##### DATA IN THIS EXERCISE

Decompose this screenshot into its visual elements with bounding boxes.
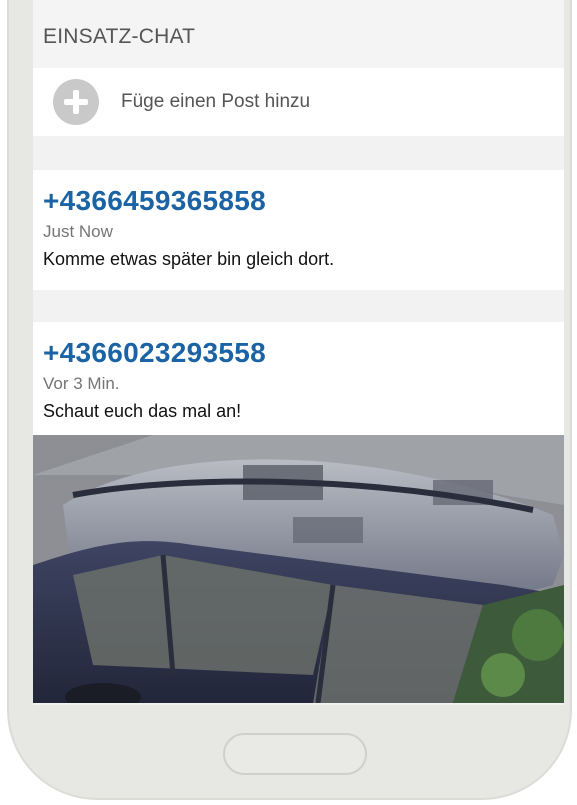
section-title: EINSATZ-CHAT [43, 25, 196, 48]
home-button[interactable] [223, 733, 367, 775]
chat-post[interactable]: +4366023293558 Vor 3 Min. Schaut euch da… [33, 322, 564, 703]
car-roof-photo [33, 435, 564, 703]
section-header: EINSATZ-CHAT [33, 0, 564, 68]
post-sender[interactable]: +4366023293558 [43, 336, 554, 370]
post-sender[interactable]: +4366459365858 [43, 184, 554, 218]
post-text: Schaut euch das mal an! [43, 401, 242, 421]
post-image[interactable] [33, 435, 564, 703]
chat-post[interactable]: +4366459365858 Just Now Komme etwas spät… [33, 170, 564, 290]
divider [33, 290, 564, 322]
plus-circle-icon [53, 79, 99, 125]
divider [33, 136, 564, 170]
add-post-label: Füge einen Post hinzu [121, 91, 311, 112]
post-time: Just Now [43, 222, 113, 241]
app-screen: EINSATZ-CHAT Füge einen Post hinzu +4366… [33, 0, 564, 705]
post-text: Komme etwas später bin gleich dort. [43, 249, 335, 269]
add-post-button[interactable]: Füge einen Post hinzu [33, 68, 564, 136]
post-time: Vor 3 Min. [43, 374, 120, 393]
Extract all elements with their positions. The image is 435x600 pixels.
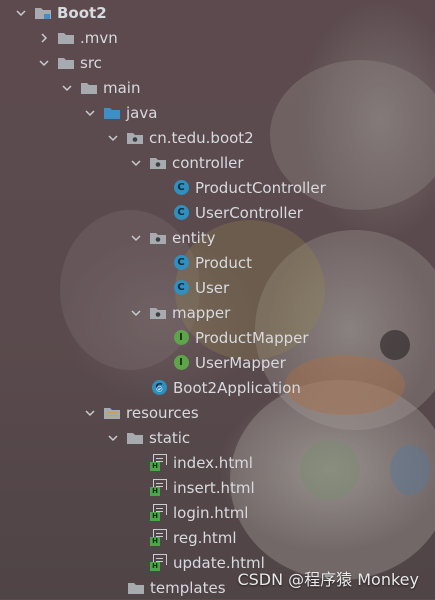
chevron-down-icon[interactable] bbox=[129, 306, 143, 320]
chevron-down-icon[interactable] bbox=[106, 131, 120, 145]
html-file-icon: H bbox=[150, 554, 168, 571]
chevron-down-icon[interactable] bbox=[129, 231, 143, 245]
tree-item-label: ProductController bbox=[195, 178, 326, 197]
tree-item-resources[interactable]: resources bbox=[0, 400, 435, 425]
tree-item-label: Boot2 bbox=[57, 3, 107, 22]
folder-icon bbox=[57, 30, 75, 46]
class-icon: C bbox=[172, 280, 190, 296]
tree-item-insert-html[interactable]: H insert.html bbox=[0, 475, 435, 500]
class-icon: C bbox=[172, 205, 190, 221]
tree-item-static[interactable]: static bbox=[0, 425, 435, 450]
tree-item-label: insert.html bbox=[173, 478, 255, 497]
folder-icon bbox=[127, 580, 145, 596]
project-tree: Boot2 .mvn src main java cn.tedu.boot2 c… bbox=[0, 0, 435, 599]
chevron-down-icon[interactable] bbox=[37, 56, 51, 70]
folder-icon bbox=[80, 80, 98, 96]
tree-item-label: cn.tedu.boot2 bbox=[149, 128, 254, 147]
chevron-down-icon[interactable] bbox=[83, 406, 97, 420]
module-folder-icon bbox=[34, 5, 52, 21]
folder-icon bbox=[126, 430, 144, 446]
package-icon bbox=[149, 305, 167, 321]
tree-item-product-mapper[interactable]: I ProductMapper bbox=[0, 325, 435, 350]
chevron-down-icon[interactable] bbox=[60, 81, 74, 95]
tree-item-label: UserMapper bbox=[195, 353, 286, 372]
tree-item-user[interactable]: C User bbox=[0, 275, 435, 300]
tree-item-java[interactable]: java bbox=[0, 100, 435, 125]
interface-icon: I bbox=[172, 330, 190, 346]
tree-item-label: java bbox=[126, 103, 158, 122]
tree-item-label: mapper bbox=[172, 303, 231, 322]
folder-icon bbox=[57, 55, 75, 71]
tree-item-label: login.html bbox=[173, 503, 249, 522]
tree-item-label: src bbox=[80, 53, 102, 72]
tree-item-label: .mvn bbox=[80, 28, 118, 47]
tree-item-controller[interactable]: controller bbox=[0, 150, 435, 175]
html-file-icon: H bbox=[150, 529, 168, 546]
tree-item-entity[interactable]: entity bbox=[0, 225, 435, 250]
tree-item-label: reg.html bbox=[173, 528, 237, 547]
class-icon: C bbox=[172, 255, 190, 271]
tree-item-product[interactable]: C Product bbox=[0, 250, 435, 275]
tree-item-label: resources bbox=[126, 403, 199, 422]
tree-item-boot2[interactable]: Boot2 bbox=[0, 0, 435, 25]
tree-item-mapper[interactable]: mapper bbox=[0, 300, 435, 325]
tree-item-boot2-application[interactable]: C Boot2Application bbox=[0, 375, 435, 400]
tree-item-label: templates bbox=[150, 578, 226, 597]
tree-item-login-html[interactable]: H login.html bbox=[0, 500, 435, 525]
tree-item-label: entity bbox=[172, 228, 216, 247]
tree-item-label: UserController bbox=[195, 203, 303, 222]
spring-boot-app-icon: C bbox=[150, 380, 168, 396]
tree-item-user-controller[interactable]: C UserController bbox=[0, 200, 435, 225]
chevron-down-icon[interactable] bbox=[83, 106, 97, 120]
tree-item-reg-html[interactable]: H reg.html bbox=[0, 525, 435, 550]
tree-item-index-html[interactable]: H index.html bbox=[0, 450, 435, 475]
source-root-folder-icon bbox=[103, 105, 121, 121]
tree-item-main[interactable]: main bbox=[0, 75, 435, 100]
tree-item-package[interactable]: cn.tedu.boot2 bbox=[0, 125, 435, 150]
tree-item-label: User bbox=[195, 278, 230, 297]
html-file-icon: H bbox=[150, 479, 168, 496]
tree-item-label: Product bbox=[195, 253, 252, 272]
package-icon bbox=[126, 130, 144, 146]
tree-item-user-mapper[interactable]: I UserMapper bbox=[0, 350, 435, 375]
tree-item-src[interactable]: src bbox=[0, 50, 435, 75]
chevron-down-icon[interactable] bbox=[106, 431, 120, 445]
tree-item-product-controller[interactable]: C ProductController bbox=[0, 175, 435, 200]
csdn-watermark: CSDN @程序猿 Monkey bbox=[237, 570, 419, 589]
chevron-down-icon[interactable] bbox=[14, 6, 28, 20]
tree-item-label: ProductMapper bbox=[195, 328, 309, 347]
tree-item-label: controller bbox=[172, 153, 244, 172]
tree-item-mvn[interactable]: .mvn bbox=[0, 25, 435, 50]
tree-item-label: index.html bbox=[173, 453, 253, 472]
resources-root-folder-icon bbox=[103, 405, 121, 421]
chevron-down-icon[interactable] bbox=[129, 156, 143, 170]
html-file-icon: H bbox=[150, 454, 168, 471]
html-file-icon: H bbox=[150, 504, 168, 521]
package-icon bbox=[149, 155, 167, 171]
chevron-right-icon[interactable] bbox=[37, 31, 51, 45]
interface-icon: I bbox=[172, 355, 190, 371]
package-icon bbox=[149, 230, 167, 246]
tree-item-label: Boot2Application bbox=[173, 378, 301, 397]
tree-item-label: main bbox=[103, 78, 141, 97]
class-icon: C bbox=[172, 180, 190, 196]
tree-item-label: static bbox=[149, 428, 191, 447]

##########

▸ TASK: Reproduce all of the data above verbatim, line for line, omitting the pictures.

▸ FULL ANSWER:
Decompose this screenshot into its visual elements with bounding boxes.
section-title: EINSATZ-CHAT [43, 25, 196, 48]
home-button[interactable] [223, 733, 367, 775]
chat-post[interactable]: +4366023293558 Vor 3 Min. Schaut euch da… [33, 322, 564, 703]
car-roof-photo [33, 435, 564, 703]
section-header: EINSATZ-CHAT [33, 0, 564, 68]
post-sender[interactable]: +4366023293558 [43, 336, 554, 370]
post-sender[interactable]: +4366459365858 [43, 184, 554, 218]
post-text: Schaut euch das mal an! [43, 401, 242, 421]
post-image[interactable] [33, 435, 564, 703]
chat-post[interactable]: +4366459365858 Just Now Komme etwas spät… [33, 170, 564, 290]
divider [33, 290, 564, 322]
plus-circle-icon [53, 79, 99, 125]
divider [33, 136, 564, 170]
add-post-label: Füge einen Post hinzu [121, 91, 311, 112]
post-time: Just Now [43, 222, 113, 241]
app-screen: EINSATZ-CHAT Füge einen Post hinzu +4366… [33, 0, 564, 705]
post-text: Komme etwas später bin gleich dort. [43, 249, 335, 269]
add-post-button[interactable]: Füge einen Post hinzu [33, 68, 564, 136]
post-time: Vor 3 Min. [43, 374, 120, 393]
Extract all elements with their positions. The image is 435x600 pixels.
chevron-down-icon[interactable] bbox=[129, 306, 143, 320]
chevron-down-icon[interactable] bbox=[106, 131, 120, 145]
html-file-icon: H bbox=[150, 554, 168, 571]
chevron-down-icon[interactable] bbox=[129, 231, 143, 245]
tree-item-label: ProductController bbox=[195, 178, 326, 197]
tree-item-resources[interactable]: resources bbox=[0, 400, 435, 425]
tree-item-label: Boot2 bbox=[57, 3, 107, 22]
folder-icon bbox=[57, 30, 75, 46]
class-icon: C bbox=[172, 280, 190, 296]
tree-item-insert-html[interactable]: H insert.html bbox=[0, 475, 435, 500]
class-icon: C bbox=[172, 205, 190, 221]
tree-item-static[interactable]: static bbox=[0, 425, 435, 450]
tree-item-label: insert.html bbox=[173, 478, 255, 497]
folder-icon bbox=[127, 580, 145, 596]
project-tree: Boot2 .mvn src main java cn.tedu.boot2 c… bbox=[0, 0, 435, 599]
chevron-down-icon[interactable] bbox=[37, 56, 51, 70]
folder-icon bbox=[80, 80, 98, 96]
tree-item-label: cn.tedu.boot2 bbox=[149, 128, 254, 147]
chevron-down-icon[interactable] bbox=[83, 406, 97, 420]
module-folder-icon bbox=[34, 5, 52, 21]
folder-icon bbox=[126, 430, 144, 446]
package-icon bbox=[149, 305, 167, 321]
tree-item-product-mapper[interactable]: I ProductMapper bbox=[0, 325, 435, 350]
chevron-down-icon[interactable] bbox=[60, 81, 74, 95]
tree-item-label: UserMapper bbox=[195, 353, 286, 372]
tree-item-user[interactable]: C User bbox=[0, 275, 435, 300]
tree-item-java[interactable]: java bbox=[0, 100, 435, 125]
interface-icon: I bbox=[172, 330, 190, 346]
tree-item-label: java bbox=[126, 103, 158, 122]
tree-item-label: mapper bbox=[172, 303, 231, 322]
folder-icon bbox=[57, 55, 75, 71]
tree-item-label: login.html bbox=[173, 503, 249, 522]
tree-item-label: src bbox=[80, 53, 102, 72]
tree-item-label: .mvn bbox=[80, 28, 118, 47]
tree-item-controller[interactable]: controller bbox=[0, 150, 435, 175]
html-file-icon: H bbox=[150, 529, 168, 546]
tree-item-entity[interactable]: entity bbox=[0, 225, 435, 250]
tree-item-label: reg.html bbox=[173, 528, 237, 547]
class-icon: C bbox=[172, 255, 190, 271]
tree-item-product[interactable]: C Product bbox=[0, 250, 435, 275]
tree-item-label: resources bbox=[126, 403, 199, 422]
tree-item-boot2[interactable]: Boot2 bbox=[0, 0, 435, 25]
tree-item-mapper[interactable]: mapper bbox=[0, 300, 435, 325]
tree-item-boot2-application[interactable]: C Boot2Application bbox=[0, 375, 435, 400]
tree-item-label: templates bbox=[150, 578, 226, 597]
tree-item-login-html[interactable]: H login.html bbox=[0, 500, 435, 525]
tree-item-label: entity bbox=[172, 228, 216, 247]
tree-item-label: UserController bbox=[195, 203, 303, 222]
spring-boot-app-icon: C bbox=[150, 380, 168, 396]
tree-item-user-controller[interactable]: C UserController bbox=[0, 200, 435, 225]
chevron-down-icon[interactable] bbox=[83, 106, 97, 120]
tree-item-reg-html[interactable]: H reg.html bbox=[0, 525, 435, 550]
tree-item-index-html[interactable]: H index.html bbox=[0, 450, 435, 475]
source-root-folder-icon bbox=[103, 105, 121, 121]
tree-item-main[interactable]: main bbox=[0, 75, 435, 100]
tree-item-package[interactable]: cn.tedu.boot2 bbox=[0, 125, 435, 150]
tree-item-label: User bbox=[195, 278, 230, 297]
html-file-icon: H bbox=[150, 479, 168, 496]
tree-item-label: Product bbox=[195, 253, 252, 272]
package-icon bbox=[126, 130, 144, 146]
tree-item-user-mapper[interactable]: I UserMapper bbox=[0, 350, 435, 375]
tree-item-src[interactable]: src bbox=[0, 50, 435, 75]
chevron-down-icon[interactable] bbox=[106, 431, 120, 445]
tree-item-product-controller[interactable]: C ProductController bbox=[0, 175, 435, 200]
csdn-watermark: CSDN @程序猿 Monkey bbox=[237, 570, 419, 589]
chevron-down-icon[interactable] bbox=[14, 6, 28, 20]
tree-item-label: ProductMapper bbox=[195, 328, 309, 347]
tree-item-label: controller bbox=[172, 153, 244, 172]
tree-item-mvn[interactable]: .mvn bbox=[0, 25, 435, 50]
tree-item-label: index.html bbox=[173, 453, 253, 472]
resources-root-folder-icon bbox=[103, 405, 121, 421]
chevron-down-icon[interactable] bbox=[129, 156, 143, 170]
html-file-icon: H bbox=[150, 454, 168, 471]
html-file-icon: H bbox=[150, 504, 168, 521]
package-icon bbox=[149, 155, 167, 171]
chevron-right-icon[interactable] bbox=[37, 31, 51, 45]
interface-icon: I bbox=[172, 355, 190, 371]
package-icon bbox=[149, 230, 167, 246]
tree-item-label: Boot2Application bbox=[173, 378, 301, 397]
tree-item-label: main bbox=[103, 78, 141, 97]
class-icon: C bbox=[172, 180, 190, 196]
tree-item-label: static bbox=[149, 428, 191, 447]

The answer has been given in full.